▶ **TO BE DONE**: Scan the lines below for "Signal"; report the number of lines that contain it, and only that.

▶ **Data entries for graphics**:
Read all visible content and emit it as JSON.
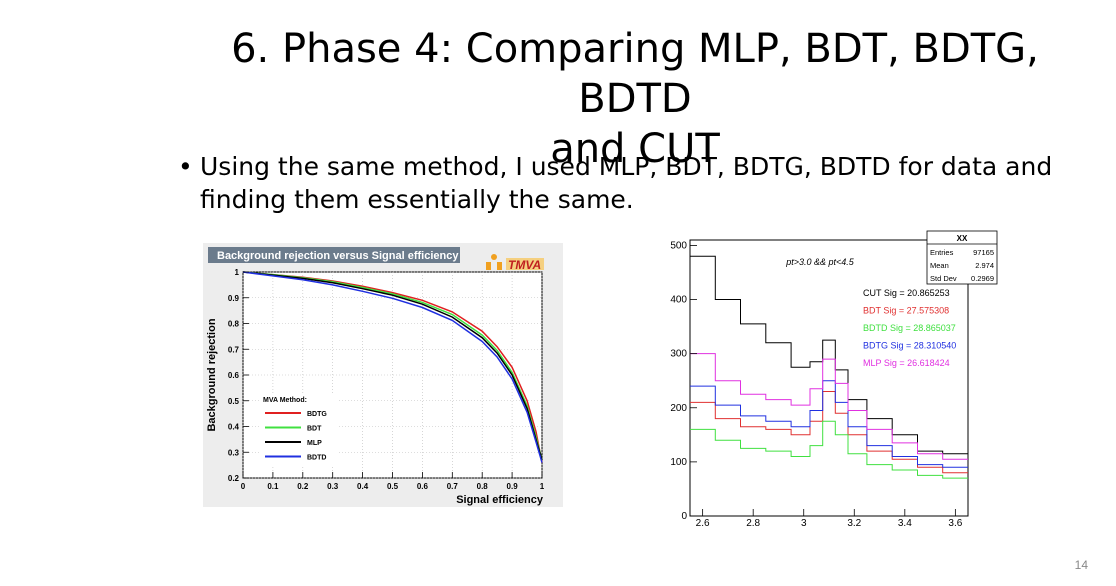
{
  "slide": {
    "title_line1": "6. Phase 4: Comparing MLP, BDT, BDTG, BDTD",
    "title_line2": "and CUT",
    "bullet_text": "Using the same method, I used MLP, BDT, BDTG, BDTD for data and finding them essentially the same.",
    "page_number": "14"
  },
  "chart_data": [
    {
      "type": "line",
      "title": "Background rejection versus Signal efficiency",
      "logo": "TMVA",
      "xlabel": "Signal efficiency",
      "ylabel": "Background rejection",
      "xlim": [
        0,
        1
      ],
      "ylim": [
        0.2,
        1
      ],
      "xticks": [
        "0",
        "0.1",
        "0.2",
        "0.3",
        "0.4",
        "0.5",
        "0.6",
        "0.7",
        "0.8",
        "0.9",
        "1"
      ],
      "yticks": [
        "0.2",
        "0.3",
        "0.4",
        "0.5",
        "0.6",
        "0.7",
        "0.8",
        "0.9",
        "1"
      ],
      "legend_title": "MVA Method:",
      "legend_placement": "bottom-left",
      "grid": true,
      "x": [
        0,
        0.1,
        0.2,
        0.3,
        0.4,
        0.5,
        0.6,
        0.7,
        0.8,
        0.85,
        0.9,
        0.95,
        0.98,
        1.0
      ],
      "series": [
        {
          "name": "BDTG",
          "color": "#e02020",
          "values": [
            1.0,
            0.99,
            0.98,
            0.965,
            0.945,
            0.92,
            0.89,
            0.845,
            0.77,
            0.71,
            0.63,
            0.5,
            0.38,
            0.26
          ]
        },
        {
          "name": "BDT",
          "color": "#40e040",
          "values": [
            1.0,
            0.99,
            0.978,
            0.962,
            0.94,
            0.915,
            0.882,
            0.835,
            0.755,
            0.695,
            0.61,
            0.48,
            0.36,
            0.27
          ]
        },
        {
          "name": "MLP",
          "color": "#000000",
          "values": [
            1.0,
            0.988,
            0.975,
            0.958,
            0.935,
            0.91,
            0.875,
            0.825,
            0.745,
            0.685,
            0.6,
            0.47,
            0.35,
            0.27
          ]
        },
        {
          "name": "BDTD",
          "color": "#2030e0",
          "values": [
            1.0,
            0.985,
            0.97,
            0.95,
            0.925,
            0.898,
            0.862,
            0.812,
            0.73,
            0.67,
            0.585,
            0.455,
            0.34,
            0.26
          ]
        }
      ]
    },
    {
      "type": "histogram",
      "annotation": "pt>3.0 && pt<4.5",
      "xlim": [
        2.55,
        3.65
      ],
      "ylim": [
        0,
        510
      ],
      "xticks": [
        "2.6",
        "2.8",
        "3",
        "3.2",
        "3.4",
        "3.6"
      ],
      "yticks": [
        "0",
        "100",
        "200",
        "300",
        "400",
        "500"
      ],
      "stats": {
        "title": "XX",
        "rows": [
          {
            "label": "Entries",
            "value": "97165"
          },
          {
            "label": "Mean",
            "value": "2.974"
          },
          {
            "label": "Std Dev",
            "value": "0.2969"
          }
        ]
      },
      "x": [
        2.6,
        2.7,
        2.8,
        2.9,
        3.0,
        3.05,
        3.1,
        3.15,
        3.2,
        3.3,
        3.4,
        3.5,
        3.6
      ],
      "series": [
        {
          "name": "CUT Sig = 20.865253",
          "color": "#000000",
          "values": [
            480,
            400,
            355,
            320,
            275,
            285,
            325,
            270,
            215,
            180,
            150,
            120,
            115
          ]
        },
        {
          "name": "BDT Sig = 27.575308",
          "color": "#e03030",
          "values": [
            210,
            180,
            165,
            160,
            150,
            175,
            230,
            190,
            150,
            120,
            105,
            90,
            80
          ]
        },
        {
          "name": "BDTD Sig = 28.865037",
          "color": "#40e040",
          "values": [
            160,
            140,
            125,
            120,
            110,
            130,
            175,
            150,
            115,
            95,
            85,
            75,
            70
          ]
        },
        {
          "name": "BDTG Sig = 28.310540",
          "color": "#2030e0",
          "values": [
            240,
            205,
            185,
            175,
            165,
            195,
            250,
            210,
            165,
            130,
            110,
            95,
            90
          ]
        },
        {
          "name": "MLP Sig = 26.618424",
          "color": "#e030e0",
          "values": [
            300,
            250,
            225,
            215,
            205,
            235,
            290,
            245,
            195,
            160,
            135,
            115,
            105
          ]
        }
      ]
    }
  ]
}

▶ **EXERCISE OUTPUT**: 2